- EXERCISE INSTRUCTIONS
Every record must be repeated exactly; omit any pictures they contain.

- DATASET EXCERPTS

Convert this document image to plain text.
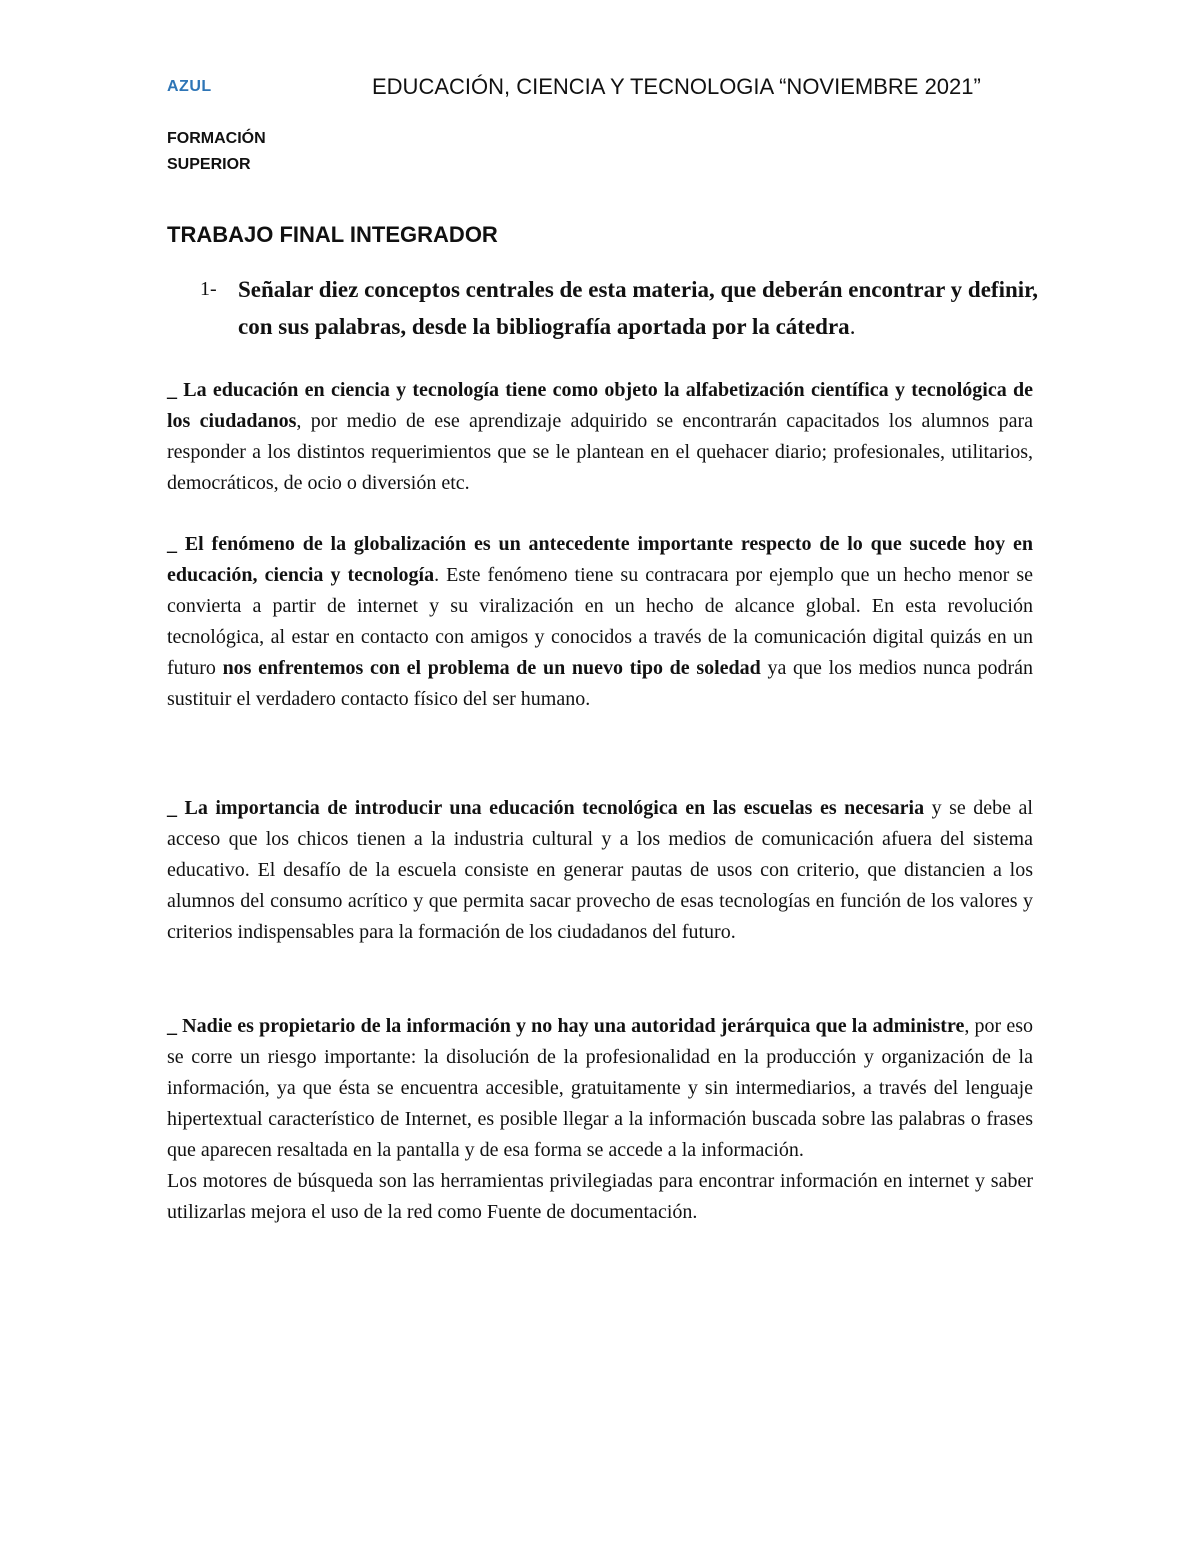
AZUL	EDUCACIÓN, CIENCIA Y TECNOLOGIA “NOVIEMBRE 2021”
FORMACIÓN
SUPERIOR
TRABAJO FINAL INTEGRADOR
1- Señalar diez conceptos centrales de esta materia, que deberán encontrar y definir, con sus palabras, desde la bibliografía aportada por la cátedra.
_ La educación en ciencia y tecnología tiene como objeto la alfabetización científica y tecnológica de los ciudadanos, por medio de ese aprendizaje adquirido se encontrarán capacitados los alumnos para responder a los distintos requerimientos que se le plantean en el quehacer diario; profesionales, utilitarios, democráticos, de ocio o diversión etc.
_ El fenómeno de la globalización es un antecedente importante respecto de lo que sucede hoy en educación, ciencia y tecnología. Este fenómeno tiene su contracara por ejemplo que un hecho menor se convierta a partir de internet y su viralización en un hecho de alcance global. En esta revolución tecnológica, al estar en contacto con amigos y conocidos a través de la comunicación digital quizás en un futuro nos enfrentemos con el problema de un nuevo tipo de soledad ya que los medios nunca podrán sustituir el verdadero contacto físico del ser humano.
_ La importancia de introducir una educación tecnológica en las escuelas es necesaria y se debe al acceso que los chicos tienen a la industria cultural y a los medios de comunicación afuera del sistema educativo. El desafío de la escuela consiste en generar pautas de usos con criterio, que distancien a los alumnos del consumo acrítico y que permita sacar provecho de esas tecnologías en función de los valores y criterios indispensables para la formación de los ciudadanos del futuro.
_ Nadie es propietario de la información y no hay una autoridad jerárquica que la administre, por eso se corre un riesgo importante: la disolución de la profesionalidad en la producción y organización de la información, ya que ésta se encuentra accesible, gratuitamente y sin intermediarios, a través del lenguaje hipertextual característico de Internet, es posible llegar a la información buscada sobre las palabras o frases que aparecen resaltada en la pantalla y de esa forma se accede a la información.
Los motores de búsqueda son las herramientas privilegiadas para encontrar información en internet y saber utilizarlas mejora el uso de la red como Fuente de documentación.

- TASK OUTPUT
Convert this document image to plain text.
AZUL	EDUCACIÓN, CIENCIA Y TECNOLOGIA “NOVIEMBRE 2021”
FORMACIÓN
SUPERIOR
TRABAJO FINAL INTEGRADOR
1- Señalar diez conceptos centrales de esta materia, que deberán encontrar y definir, con sus palabras, desde la bibliografía aportada por la cátedra.
_ La educación en ciencia y tecnología tiene como objeto la alfabetización científica y tecnológica de los ciudadanos, por medio de ese aprendizaje adquirido se encontrarán capacitados los alumnos para responder a los distintos requerimientos que se le plantean en el quehacer diario; profesionales, utilitarios, democráticos, de ocio o diversión etc.
_ El fenómeno de la globalización es un antecedente importante respecto de lo que sucede hoy en educación, ciencia y tecnología. Este fenómeno tiene su contracara por ejemplo que un hecho menor se convierta a partir de internet y su viralización en un hecho de alcance global. En esta revolución tecnológica, al estar en contacto con amigos y conocidos a través de la comunicación digital quizás en un futuro nos enfrentemos con el problema de un nuevo tipo de soledad ya que los medios nunca podrán sustituir el verdadero contacto físico del ser humano.
_ La importancia de introducir una educación tecnológica en las escuelas es necesaria y se debe al acceso que los chicos tienen a la industria cultural y a los medios de comunicación afuera del sistema educativo. El desafío de la escuela consiste en generar pautas de usos con criterio, que distancien a los alumnos del consumo acrítico y que permita sacar provecho de esas tecnologías en función de los valores y criterios indispensables para la formación de los ciudadanos del futuro.
_ Nadie es propietario de la información y no hay una autoridad jerárquica que la administre, por eso se corre un riesgo importante: la disolución de la profesionalidad en la producción y organización de la información, ya que ésta se encuentra accesible, gratuitamente y sin intermediarios, a través del lenguaje hipertextual característico de Internet, es posible llegar a la información buscada sobre las palabras o frases que aparecen resaltada en la pantalla y de esa forma se accede a la información.
Los motores de búsqueda son las herramientas privilegiadas para encontrar información en internet y saber utilizarlas mejora el uso de la red como Fuente de documentación.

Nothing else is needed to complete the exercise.